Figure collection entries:
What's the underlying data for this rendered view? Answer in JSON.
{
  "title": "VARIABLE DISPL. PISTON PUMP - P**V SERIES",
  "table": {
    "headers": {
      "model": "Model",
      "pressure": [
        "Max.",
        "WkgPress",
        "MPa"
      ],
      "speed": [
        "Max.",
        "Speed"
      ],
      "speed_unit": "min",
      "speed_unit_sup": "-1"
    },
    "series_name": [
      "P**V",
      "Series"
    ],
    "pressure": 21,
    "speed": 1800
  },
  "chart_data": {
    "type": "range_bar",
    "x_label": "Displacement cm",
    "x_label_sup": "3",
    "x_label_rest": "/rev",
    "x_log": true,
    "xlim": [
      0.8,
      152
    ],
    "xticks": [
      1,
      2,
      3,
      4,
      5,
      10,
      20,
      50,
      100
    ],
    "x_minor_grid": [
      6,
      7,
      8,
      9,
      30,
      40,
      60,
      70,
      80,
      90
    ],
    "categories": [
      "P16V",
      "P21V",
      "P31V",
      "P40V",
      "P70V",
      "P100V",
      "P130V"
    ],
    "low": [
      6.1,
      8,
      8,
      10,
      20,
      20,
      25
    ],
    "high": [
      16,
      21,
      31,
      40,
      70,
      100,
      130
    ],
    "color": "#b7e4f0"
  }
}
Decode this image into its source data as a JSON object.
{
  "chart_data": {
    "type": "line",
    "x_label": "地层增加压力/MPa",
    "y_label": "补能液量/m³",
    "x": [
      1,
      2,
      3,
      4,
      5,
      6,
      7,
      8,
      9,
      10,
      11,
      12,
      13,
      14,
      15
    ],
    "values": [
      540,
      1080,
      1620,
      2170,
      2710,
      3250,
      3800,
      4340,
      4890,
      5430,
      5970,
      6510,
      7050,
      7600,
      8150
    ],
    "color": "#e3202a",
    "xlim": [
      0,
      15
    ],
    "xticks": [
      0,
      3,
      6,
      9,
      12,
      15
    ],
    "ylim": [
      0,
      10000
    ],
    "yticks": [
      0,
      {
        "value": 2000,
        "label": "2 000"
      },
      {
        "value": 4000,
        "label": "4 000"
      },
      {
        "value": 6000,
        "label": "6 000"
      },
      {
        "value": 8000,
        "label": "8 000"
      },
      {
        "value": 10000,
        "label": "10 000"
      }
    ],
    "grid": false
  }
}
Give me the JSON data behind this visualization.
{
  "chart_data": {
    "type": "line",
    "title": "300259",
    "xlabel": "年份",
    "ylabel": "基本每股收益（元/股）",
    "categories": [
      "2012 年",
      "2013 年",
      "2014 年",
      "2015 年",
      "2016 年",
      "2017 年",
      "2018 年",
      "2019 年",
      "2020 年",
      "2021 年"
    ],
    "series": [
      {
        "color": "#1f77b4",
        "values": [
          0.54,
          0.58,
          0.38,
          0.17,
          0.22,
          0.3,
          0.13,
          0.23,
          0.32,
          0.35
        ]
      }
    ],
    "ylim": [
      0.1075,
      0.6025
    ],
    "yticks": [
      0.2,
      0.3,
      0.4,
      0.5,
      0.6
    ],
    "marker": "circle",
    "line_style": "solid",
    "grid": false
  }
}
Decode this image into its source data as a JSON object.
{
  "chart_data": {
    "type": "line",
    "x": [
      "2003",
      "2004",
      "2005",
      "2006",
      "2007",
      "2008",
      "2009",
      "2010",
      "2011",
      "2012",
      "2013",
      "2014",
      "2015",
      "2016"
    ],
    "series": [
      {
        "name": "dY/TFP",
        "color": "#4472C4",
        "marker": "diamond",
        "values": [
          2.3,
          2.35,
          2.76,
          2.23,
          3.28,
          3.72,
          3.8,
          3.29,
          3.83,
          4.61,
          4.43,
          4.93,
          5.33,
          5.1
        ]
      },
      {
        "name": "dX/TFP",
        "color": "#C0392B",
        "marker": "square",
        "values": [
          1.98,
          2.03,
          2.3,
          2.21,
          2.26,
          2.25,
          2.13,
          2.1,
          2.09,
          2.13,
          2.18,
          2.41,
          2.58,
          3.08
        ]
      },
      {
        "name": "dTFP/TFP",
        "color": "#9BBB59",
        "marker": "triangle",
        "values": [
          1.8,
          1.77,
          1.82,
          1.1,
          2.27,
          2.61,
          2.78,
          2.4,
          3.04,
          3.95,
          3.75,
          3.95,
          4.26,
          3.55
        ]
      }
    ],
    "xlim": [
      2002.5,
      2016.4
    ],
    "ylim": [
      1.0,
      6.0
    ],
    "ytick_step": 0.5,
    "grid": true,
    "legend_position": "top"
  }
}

Task goal – Copy all of the data exactly.

Solution for this task –
What's the underlying data for this rendered view? Answer in JSON.
{
  "title": "VARIABLE DISPL. PISTON PUMP - P**V SERIES",
  "table": {
    "headers": {
      "model": "Model",
      "pressure": [
        "Max.",
        "WkgPress",
        "MPa"
      ],
      "speed": [
        "Max.",
        "Speed"
      ],
      "speed_unit": "min",
      "speed_unit_sup": "-1"
    },
    "series_name": [
      "P**V",
      "Series"
    ],
    "pressure": 21,
    "speed": 1800
  },
  "chart_data": {
    "type": "range_bar",
    "x_label": "Displacement cm",
    "x_label_sup": "3",
    "x_label_rest": "/rev",
    "x_log": true,
    "xlim": [
      0.8,
      152
    ],
    "xticks": [
      1,
      2,
      3,
      4,
      5,
      10,
      20,
      50,
      100
    ],
    "x_minor_grid": [
      6,
      7,
      8,
      9,
      30,
      40,
      60,
      70,
      80,
      90
    ],
    "categories": [
      "P16V",
      "P21V",
      "P31V",
      "P40V",
      "P70V",
      "P100V",
      "P130V"
    ],
    "low": [
      6.1,
      8,
      8,
      10,
      20,
      20,
      25
    ],
    "high": [
      16,
      21,
      31,
      40,
      70,
      100,
      130
    ],
    "color": "#b7e4f0"
  }
}
Decode this image into its source data as a JSON object.
{
  "chart_data": {
    "type": "line",
    "x_label": "地层增加压力/MPa",
    "y_label": "补能液量/m³",
    "x": [
      1,
      2,
      3,
      4,
      5,
      6,
      7,
      8,
      9,
      10,
      11,
      12,
      13,
      14,
      15
    ],
    "values": [
      540,
      1080,
      1620,
      2170,
      2710,
      3250,
      3800,
      4340,
      4890,
      5430,
      5970,
      6510,
      7050,
      7600,
      8150
    ],
    "color": "#e3202a",
    "xlim": [
      0,
      15
    ],
    "xticks": [
      0,
      3,
      6,
      9,
      12,
      15
    ],
    "ylim": [
      0,
      10000
    ],
    "yticks": [
      0,
      {
        "value": 2000,
        "label": "2 000"
      },
      {
        "value": 4000,
        "label": "4 000"
      },
      {
        "value": 6000,
        "label": "6 000"
      },
      {
        "value": 8000,
        "label": "8 000"
      },
      {
        "value": 10000,
        "label": "10 000"
      }
    ],
    "grid": false
  }
}
Give me the JSON data behind this visualization.
{
  "chart_data": {
    "type": "line",
    "title": "300259",
    "xlabel": "年份",
    "ylabel": "基本每股收益（元/股）",
    "categories": [
      "2012 年",
      "2013 年",
      "2014 年",
      "2015 年",
      "2016 年",
      "2017 年",
      "2018 年",
      "2019 年",
      "2020 年",
      "2021 年"
    ],
    "series": [
      {
        "color": "#1f77b4",
        "values": [
          0.54,
          0.58,
          0.38,
          0.17,
          0.22,
          0.3,
          0.13,
          0.23,
          0.32,
          0.35
        ]
      }
    ],
    "ylim": [
      0.1075,
      0.6025
    ],
    "yticks": [
      0.2,
      0.3,
      0.4,
      0.5,
      0.6
    ],
    "marker": "circle",
    "line_style": "solid",
    "grid": false
  }
}
Decode this image into its source data as a JSON object.
{
  "chart_data": {
    "type": "line",
    "x": [
      "2003",
      "2004",
      "2005",
      "2006",
      "2007",
      "2008",
      "2009",
      "2010",
      "2011",
      "2012",
      "2013",
      "2014",
      "2015",
      "2016"
    ],
    "series": [
      {
        "name": "dY/TFP",
        "color": "#4472C4",
        "marker": "diamond",
        "values": [
          2.3,
          2.35,
          2.76,
          2.23,
          3.28,
          3.72,
          3.8,
          3.29,
          3.83,
          4.61,
          4.43,
          4.93,
          5.33,
          5.1
        ]
      },
      {
        "name": "dX/TFP",
        "color": "#C0392B",
        "marker": "square",
        "values": [
          1.98,
          2.03,
          2.3,
          2.21,
          2.26,
          2.25,
          2.13,
          2.1,
          2.09,
          2.13,
          2.18,
          2.41,
          2.58,
          3.08
        ]
      },
      {
        "name": "dTFP/TFP",
        "color": "#9BBB59",
        "marker": "triangle",
        "values": [
          1.8,
          1.77,
          1.82,
          1.1,
          2.27,
          2.61,
          2.78,
          2.4,
          3.04,
          3.95,
          3.75,
          3.95,
          4.26,
          3.55
        ]
      }
    ],
    "xlim": [
      2002.5,
      2016.4
    ],
    "ylim": [
      1.0,
      6.0
    ],
    "ytick_step": 0.5,
    "grid": true,
    "legend_position": "top"
  }
}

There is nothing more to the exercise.